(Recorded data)
==*==

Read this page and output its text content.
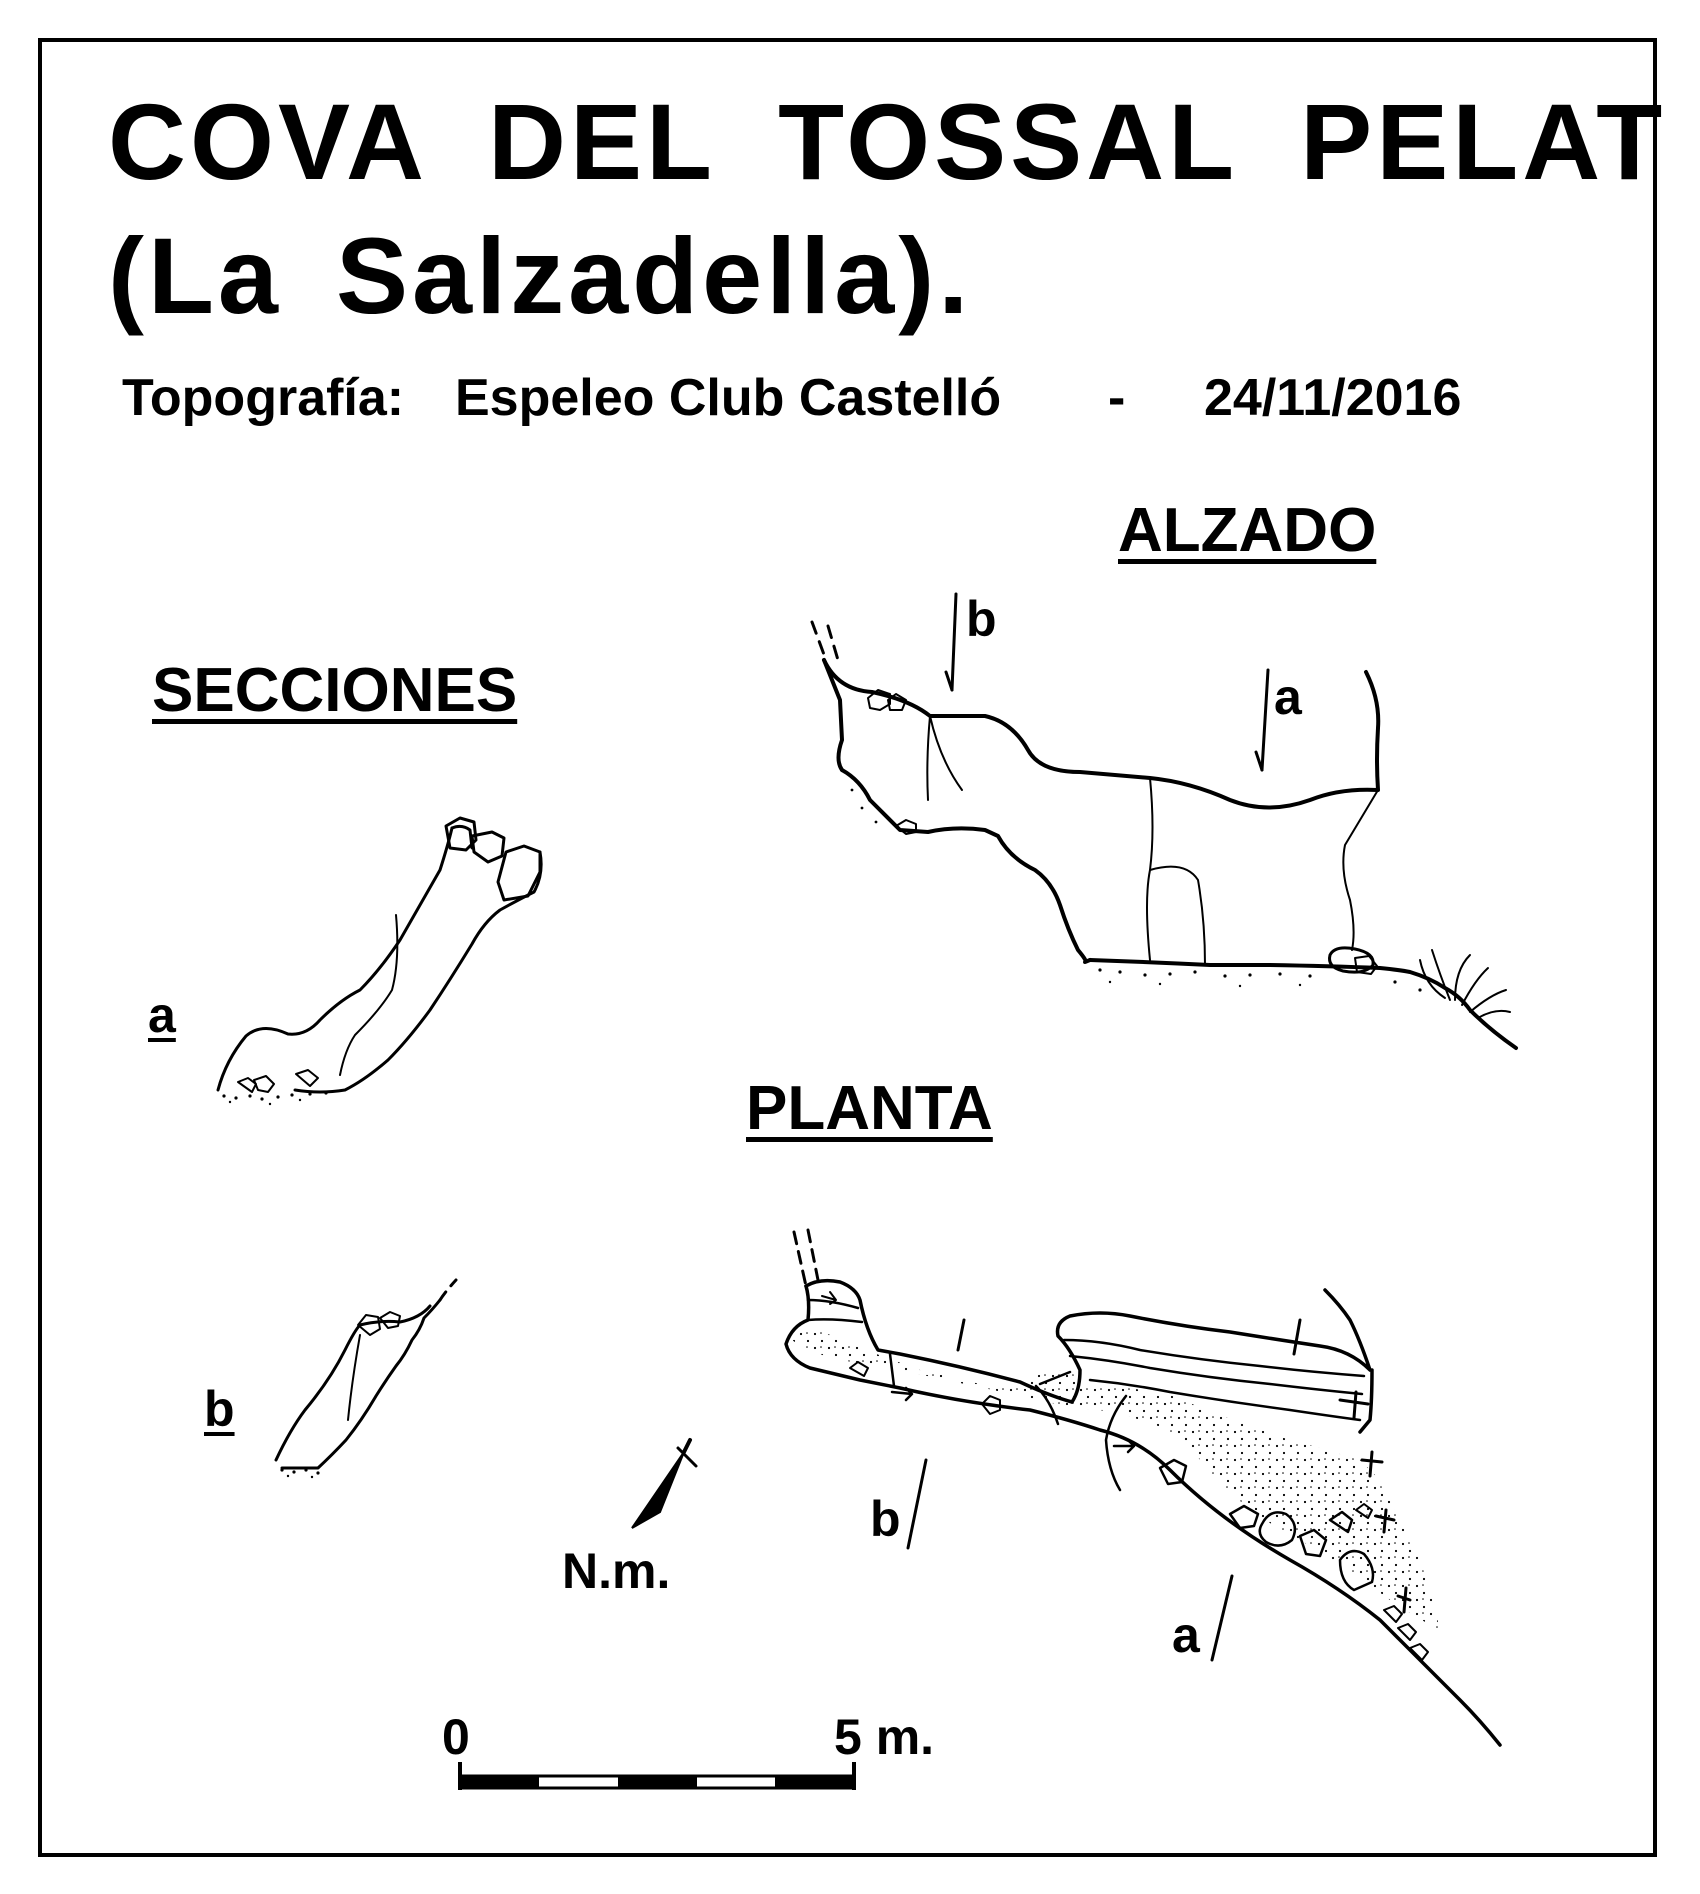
COVA DEL TOSSAL PELAT
(La Salzadella).
Topografía: Espeleo Club Castelló - 24/11/2016
ALZADO
SECCIONES
PLANTA
b
a
a
b
b
a
N.m.
0	5 m.
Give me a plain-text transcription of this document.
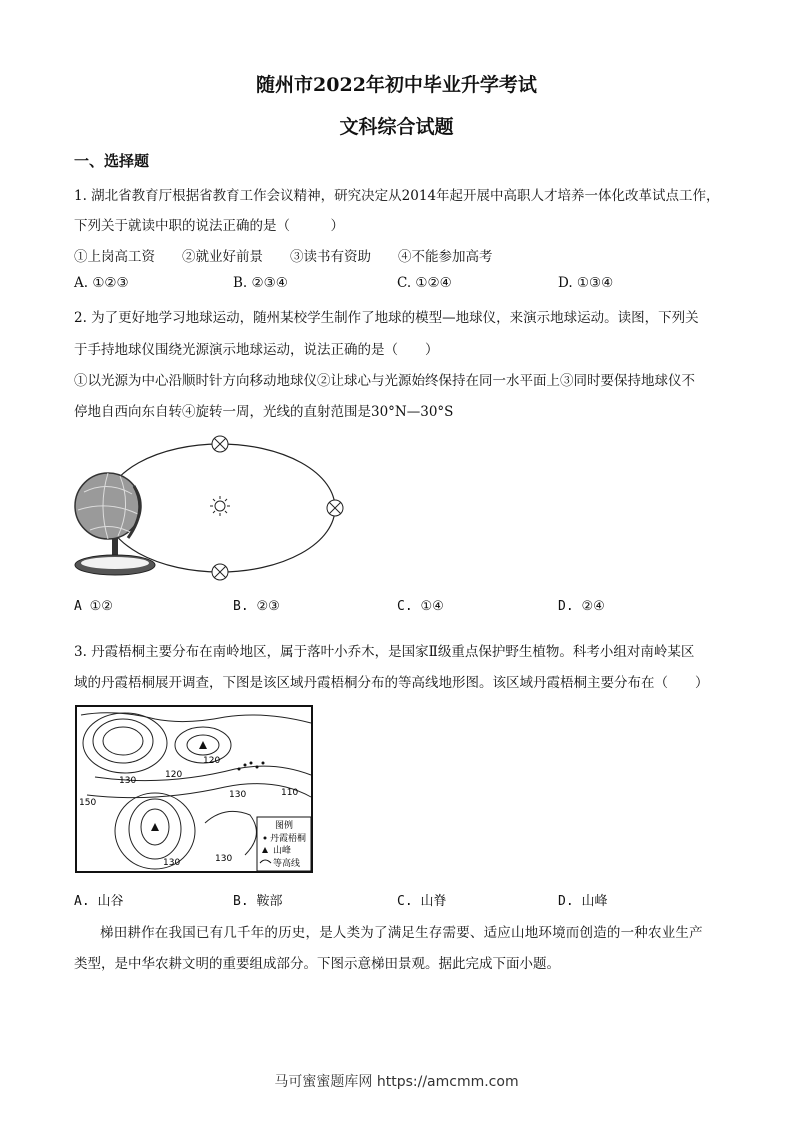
随州市2022年初中毕业升学考试
文科综合试题
一、选择题
1. 湖北省教育厅根据省教育工作会议精神，研究决定从2014年起开展中高职人才培养一体化改革试点工作，
下列关于就读中职的说法正确的是（　　　）
①上岗高工资　　②就业好前景　　③读书有资助　　④不能参加高考
A. ①②③	B. ②③④	C. ①②④	D. ①③④
2. 为了更好地学习地球运动，随州某校学生制作了地球的模型—地球仪，来演示地球运动。读图，下列关
于手持地球仪围绕光源演示地球运动，说法正确的是（　　）
①以光源为中心沿顺时针方向移动地球仪②让球心与光源始终保持在同一水平面上③同时要保持地球仪不
停地自西向东自转④旋转一周，光线的直射范围是30°N—30°S
A ①②	B. ②③	C. ①④	D. ②④
3. 丹霞梧桐主要分布在南岭地区，属于落叶小乔木，是国家Ⅱ级重点保护野生植物。科考小组对南岭某区
域的丹霞梧桐展开调查，下图是该区域丹霞梧桐分布的等高线地形图。该区域丹霞梧桐主要分布在（　　）
120
130
120
110
130
150
130	130
图例
丹霞梧桐
山峰
等高线
A. 山谷	B. 鞍部	C. 山脊	D. 山峰
梯田耕作在我国已有几千年的历史，是人类为了满足生存需要、适应山地环境而创造的一种农业生产
类型，是中华农耕文明的重要组成部分。下图示意梯田景观。据此完成下面小题。
马可蜜蜜题库网 https://amcmm.com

==*==

AIM OF THE EXERCISE: Reproduce the records verbatim, omitting all images they contain.

CORRECT RESULT:
Read this page and output its text content.
COVA DEL TOSSAL PELAT
(La Salzadella).
Topografía: Espeleo Club Castelló - 24/11/2016
ALZADO
SECCIONES
PLANTA
b
a
a
b
b
a
N.m.
0	5 m.
Give me a plain-text transcription of this document.
随州市2022年初中毕业升学考试
文科综合试题
一、选择题
1. 湖北省教育厅根据省教育工作会议精神，研究决定从2014年起开展中高职人才培养一体化改革试点工作，
下列关于就读中职的说法正确的是（　　　）
①上岗高工资　　②就业好前景　　③读书有资助　　④不能参加高考
A. ①②③	B. ②③④	C. ①②④	D. ①③④
2. 为了更好地学习地球运动，随州某校学生制作了地球的模型—地球仪，来演示地球运动。读图，下列关
于手持地球仪围绕光源演示地球运动，说法正确的是（　　）
①以光源为中心沿顺时针方向移动地球仪②让球心与光源始终保持在同一水平面上③同时要保持地球仪不
停地自西向东自转④旋转一周，光线的直射范围是30°N—30°S
A ①②	B. ②③	C. ①④	D. ②④
3. 丹霞梧桐主要分布在南岭地区，属于落叶小乔木，是国家Ⅱ级重点保护野生植物。科考小组对南岭某区
域的丹霞梧桐展开调查，下图是该区域丹霞梧桐分布的等高线地形图。该区域丹霞梧桐主要分布在（　　）
120
130
120
110
130
150
130	130
图例
丹霞梧桐
山峰
等高线
A. 山谷	B. 鞍部	C. 山脊	D. 山峰
梯田耕作在我国已有几千年的历史，是人类为了满足生存需要、适应山地环境而创造的一种农业生产
类型，是中华农耕文明的重要组成部分。下图示意梯田景观。据此完成下面小题。
马可蜜蜜题库网 https://amcmm.com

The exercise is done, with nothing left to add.